- _Problem description_
Format every line of the data below as a Markdown table with two columns, Row and Entry: number each line in Row, place its text in Entry, and omit any blank lines.

- _Given records_
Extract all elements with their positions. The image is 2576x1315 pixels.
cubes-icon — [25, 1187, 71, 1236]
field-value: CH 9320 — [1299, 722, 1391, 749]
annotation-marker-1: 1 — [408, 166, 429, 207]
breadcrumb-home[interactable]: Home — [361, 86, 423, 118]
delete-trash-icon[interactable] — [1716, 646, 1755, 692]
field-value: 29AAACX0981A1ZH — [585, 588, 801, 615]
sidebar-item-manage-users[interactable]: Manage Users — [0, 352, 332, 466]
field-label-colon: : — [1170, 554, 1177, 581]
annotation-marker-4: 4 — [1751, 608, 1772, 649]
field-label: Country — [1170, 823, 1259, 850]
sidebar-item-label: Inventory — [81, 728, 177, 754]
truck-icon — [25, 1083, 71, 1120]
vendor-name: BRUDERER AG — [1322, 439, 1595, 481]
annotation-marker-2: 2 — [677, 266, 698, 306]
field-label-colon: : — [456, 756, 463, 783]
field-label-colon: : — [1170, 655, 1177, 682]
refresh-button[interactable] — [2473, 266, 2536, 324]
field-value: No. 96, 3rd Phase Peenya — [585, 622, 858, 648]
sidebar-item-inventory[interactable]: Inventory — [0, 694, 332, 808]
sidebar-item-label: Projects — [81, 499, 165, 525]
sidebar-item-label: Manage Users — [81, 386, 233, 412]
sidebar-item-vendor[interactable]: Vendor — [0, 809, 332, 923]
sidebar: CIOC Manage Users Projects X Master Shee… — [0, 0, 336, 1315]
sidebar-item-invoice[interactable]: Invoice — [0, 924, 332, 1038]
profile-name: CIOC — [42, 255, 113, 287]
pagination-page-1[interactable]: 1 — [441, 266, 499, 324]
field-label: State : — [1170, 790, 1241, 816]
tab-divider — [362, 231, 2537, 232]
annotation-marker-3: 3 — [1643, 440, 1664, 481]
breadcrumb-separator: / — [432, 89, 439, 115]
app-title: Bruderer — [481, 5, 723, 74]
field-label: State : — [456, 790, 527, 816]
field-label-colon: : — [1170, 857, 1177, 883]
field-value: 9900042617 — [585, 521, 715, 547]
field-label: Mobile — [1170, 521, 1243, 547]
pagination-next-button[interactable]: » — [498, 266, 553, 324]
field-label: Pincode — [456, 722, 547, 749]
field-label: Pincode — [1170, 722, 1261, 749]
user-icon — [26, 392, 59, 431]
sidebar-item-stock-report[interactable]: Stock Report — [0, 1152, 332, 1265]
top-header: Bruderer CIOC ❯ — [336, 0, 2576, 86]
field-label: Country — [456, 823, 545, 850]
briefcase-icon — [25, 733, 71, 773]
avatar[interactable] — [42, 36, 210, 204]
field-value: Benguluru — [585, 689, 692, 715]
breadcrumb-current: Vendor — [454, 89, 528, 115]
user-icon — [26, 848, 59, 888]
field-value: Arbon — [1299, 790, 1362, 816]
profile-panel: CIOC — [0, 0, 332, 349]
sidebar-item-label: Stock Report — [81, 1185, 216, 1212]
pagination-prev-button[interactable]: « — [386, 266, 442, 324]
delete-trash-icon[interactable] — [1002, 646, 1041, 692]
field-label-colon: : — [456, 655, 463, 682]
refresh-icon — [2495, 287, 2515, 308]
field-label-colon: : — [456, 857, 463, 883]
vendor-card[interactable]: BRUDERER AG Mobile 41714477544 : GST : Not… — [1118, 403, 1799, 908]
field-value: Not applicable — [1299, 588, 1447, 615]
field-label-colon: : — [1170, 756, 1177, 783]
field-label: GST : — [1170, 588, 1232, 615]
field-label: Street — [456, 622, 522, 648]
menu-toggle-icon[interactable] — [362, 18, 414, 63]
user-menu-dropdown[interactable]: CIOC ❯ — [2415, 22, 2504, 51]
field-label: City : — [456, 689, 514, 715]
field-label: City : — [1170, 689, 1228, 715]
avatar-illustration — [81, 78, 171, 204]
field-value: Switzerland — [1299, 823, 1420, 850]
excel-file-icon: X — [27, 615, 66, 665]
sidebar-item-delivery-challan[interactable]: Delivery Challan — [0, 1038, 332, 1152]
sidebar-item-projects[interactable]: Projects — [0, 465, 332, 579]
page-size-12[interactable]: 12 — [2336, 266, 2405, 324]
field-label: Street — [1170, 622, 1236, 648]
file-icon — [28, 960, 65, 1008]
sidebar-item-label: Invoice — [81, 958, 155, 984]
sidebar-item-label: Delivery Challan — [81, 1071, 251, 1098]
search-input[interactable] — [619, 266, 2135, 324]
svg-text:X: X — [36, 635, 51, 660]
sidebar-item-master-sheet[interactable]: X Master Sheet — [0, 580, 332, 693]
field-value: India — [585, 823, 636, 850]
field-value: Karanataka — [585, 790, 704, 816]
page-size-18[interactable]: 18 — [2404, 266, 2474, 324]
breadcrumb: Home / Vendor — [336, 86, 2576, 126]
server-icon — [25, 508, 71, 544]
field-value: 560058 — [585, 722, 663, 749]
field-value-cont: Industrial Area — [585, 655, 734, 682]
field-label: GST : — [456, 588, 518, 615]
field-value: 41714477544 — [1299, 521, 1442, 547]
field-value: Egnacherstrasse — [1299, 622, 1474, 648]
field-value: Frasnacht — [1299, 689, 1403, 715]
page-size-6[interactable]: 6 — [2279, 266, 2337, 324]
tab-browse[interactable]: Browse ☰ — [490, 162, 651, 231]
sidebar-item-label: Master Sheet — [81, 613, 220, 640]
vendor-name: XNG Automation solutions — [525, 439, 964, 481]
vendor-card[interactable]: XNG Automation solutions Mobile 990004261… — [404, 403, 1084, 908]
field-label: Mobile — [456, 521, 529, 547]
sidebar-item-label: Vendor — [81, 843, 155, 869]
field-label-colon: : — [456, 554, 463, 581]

- _Response to this task_
| Row | Entry |
|---|---|
| 1 | Extract all elements with their positions. The image is 2576x1315 pixels. |
| 2 | cubes-icon — [25, 1187, 71, 1236] |
| 3 | field-value: CH 9320 — [1299, 722, 1391, 749] |
| 4 | annotation-marker-1: 1 — [408, 166, 429, 207] |
| 5 | breadcrumb-home[interactable]: Home — [361, 86, 423, 118] |
| 6 | delete-trash-icon[interactable] — [1716, 646, 1755, 692] |
| 7 | field-value: 29AAACX0981A1ZH — [585, 588, 801, 615] |
| 8 | sidebar-item-manage-users[interactable]: Manage Users — [0, 352, 332, 466] |
| 9 | field-label-colon: : — [1170, 554, 1177, 581] |
| 10 | annotation-marker-4: 4 — [1751, 608, 1772, 649] |
| 11 | field-label: Country — [1170, 823, 1259, 850] |
| 12 | sidebar-item-label: Inventory — [81, 728, 177, 754] |
| 13 | truck-icon — [25, 1083, 71, 1120] |
| 14 | vendor-name: BRUDERER AG — [1322, 439, 1595, 481] |
| 15 | annotation-marker-2: 2 — [677, 266, 698, 306] |
| 16 | field-label-colon: : — [456, 756, 463, 783] |
| 17 | field-label-colon: : — [1170, 655, 1177, 682] |
| 18 | refresh-button[interactable] — [2473, 266, 2536, 324] |
| 19 | field-value: No. 96, 3rd Phase Peenya — [585, 622, 858, 648] |
| 20 | sidebar-item-inventory[interactable]: Inventory — [0, 694, 332, 808] |
| 21 | sidebar-item-label: Projects — [81, 499, 165, 525] |
| 22 | sidebar-item-label: Manage Users — [81, 386, 233, 412] |
| 23 | sidebar-item-vendor[interactable]: Vendor — [0, 809, 332, 923] |
| 24 | sidebar: CIOC Manage Users Projects X Master Shee… — [0, 0, 336, 1315] |
| 25 | sidebar-item-invoice[interactable]: Invoice — [0, 924, 332, 1038] |
| 26 | profile-name: CIOC — [42, 255, 113, 287] |
| 27 | pagination-page-1[interactable]: 1 — [441, 266, 499, 324] |
| 28 | field-label: State : — [1170, 790, 1241, 816] |
| 29 | tab-divider — [362, 231, 2537, 232] |
| 30 | annotation-marker-3: 3 — [1643, 440, 1664, 481] |
| 31 | breadcrumb-separator: / — [432, 89, 439, 115] |
| 32 | app-title: Bruderer — [481, 5, 723, 74] |
| 33 | field-label: State : — [456, 790, 527, 816] |
| 34 | field-label-colon: : — [1170, 857, 1177, 883] |
| 35 | field-value: 9900042617 — [585, 521, 715, 547] |
| 36 | field-label: Mobile — [1170, 521, 1243, 547] |
| 37 | pagination-next-button[interactable]: » — [498, 266, 553, 324] |
| 38 | field-label: Pincode — [456, 722, 547, 749] |
| 39 | field-label: Pincode — [1170, 722, 1261, 749] |
| 40 | user-icon — [26, 392, 59, 431] |
| 41 | sidebar-item-stock-report[interactable]: Stock Report — [0, 1152, 332, 1265] |
| 42 | top-header: Bruderer CIOC ❯ — [336, 0, 2576, 86] |
| 43 | field-label: Country — [456, 823, 545, 850] |
| 44 | briefcase-icon — [25, 733, 71, 773] |
| 45 | avatar[interactable] — [42, 36, 210, 204] |
| 46 | field-value: Benguluru — [585, 689, 692, 715] |
| 47 | breadcrumb-current: Vendor — [454, 89, 528, 115] |
| 48 | user-icon — [26, 848, 59, 888] |
| 49 | field-value: Arbon — [1299, 790, 1362, 816] |
| 50 | profile-panel: CIOC — [0, 0, 332, 349] |
| 51 | sidebar-item-label: Stock Report — [81, 1185, 216, 1212] |
| 52 | pagination-prev-button[interactable]: « — [386, 266, 442, 324] |
| 53 | delete-trash-icon[interactable] — [1002, 646, 1041, 692] |
| 54 | field-label-colon: : — [456, 655, 463, 682] |
| 55 | refresh-icon — [2495, 287, 2515, 308] |
| 56 | field-label-colon: : — [456, 857, 463, 883] |
| 57 | vendor-card[interactable]: BRUDERER AG Mobile 41714477544 : GST : Not… — [1118, 403, 1799, 908] |
| 58 | field-value: Not applicable — [1299, 588, 1447, 615] |
| 59 | field-label-colon: : — [1170, 756, 1177, 783] |
| 60 | field-label: GST : — [1170, 588, 1232, 615] |
| 61 | field-label: Street — [456, 622, 522, 648] |
| 62 | menu-toggle-icon[interactable] — [362, 18, 414, 63] |
| 63 | user-menu-dropdown[interactable]: CIOC ❯ — [2415, 22, 2504, 51] |
| 64 | field-label: City : — [456, 689, 514, 715] |
| 65 | field-label: City : — [1170, 689, 1228, 715] |
| 66 | avatar-illustration — [81, 78, 171, 204] |
| 67 | field-value: Switzerland — [1299, 823, 1420, 850] |
| 68 | excel-file-icon: X — [27, 615, 66, 665] |
| 69 | sidebar-item-delivery-challan[interactable]: Delivery Challan — [0, 1038, 332, 1152] |
| 70 | sidebar-item-projects[interactable]: Projects — [0, 465, 332, 579] |
| 71 | page-size-12[interactable]: 12 — [2336, 266, 2405, 324] |
| 72 | field-label: Street — [1170, 622, 1236, 648] |
| 73 | file-icon — [28, 960, 65, 1008] |
| 74 | sidebar-item-label: Invoice — [81, 958, 155, 984] |
| 75 | sidebar-item-label: Delivery Challan — [81, 1071, 251, 1098] |
| 76 | search-input[interactable] — [619, 266, 2135, 324] |
| 77 | svg-text:X: X — [36, 635, 51, 660] |
| 78 | sidebar-item-master-sheet[interactable]: X Master Sheet — [0, 580, 332, 693] |
| 79 | field-value: India — [585, 823, 636, 850] |
| 80 | field-value: Karanataka — [585, 790, 704, 816] |
| 81 | page-size-18[interactable]: 18 — [2404, 266, 2474, 324] |
| 82 | breadcrumb: Home / Vendor — [336, 86, 2576, 126] |
| 83 | server-icon — [25, 508, 71, 544] |
| 84 | field-value: 560058 — [585, 722, 663, 749] |
| 85 | field-value-cont: Industrial Area — [585, 655, 734, 682] |
| 86 | field-label: GST : — [456, 588, 518, 615] |
| 87 | field-value: 41714477544 — [1299, 521, 1442, 547] |
| 88 | field-value: Egnacherstrasse — [1299, 622, 1474, 648] |
| 89 | field-value: Frasnacht — [1299, 689, 1403, 715] |
| 90 | page-size-6[interactable]: 6 — [2279, 266, 2337, 324] |
| 91 | tab-browse[interactable]: Browse ☰ — [490, 162, 651, 231] |
| 92 | sidebar-item-label: Master Sheet — [81, 613, 220, 640] |
| 93 | vendor-name: XNG Automation solutions — [525, 439, 964, 481] |
| 94 | vendor-card[interactable]: XNG Automation solutions Mobile 990004261… — [404, 403, 1084, 908] |
| 95 | field-label: Mobile — [456, 521, 529, 547] |
| 96 | sidebar-item-label: Vendor — [81, 843, 155, 869] |
| 97 | field-label-colon: : — [456, 554, 463, 581] |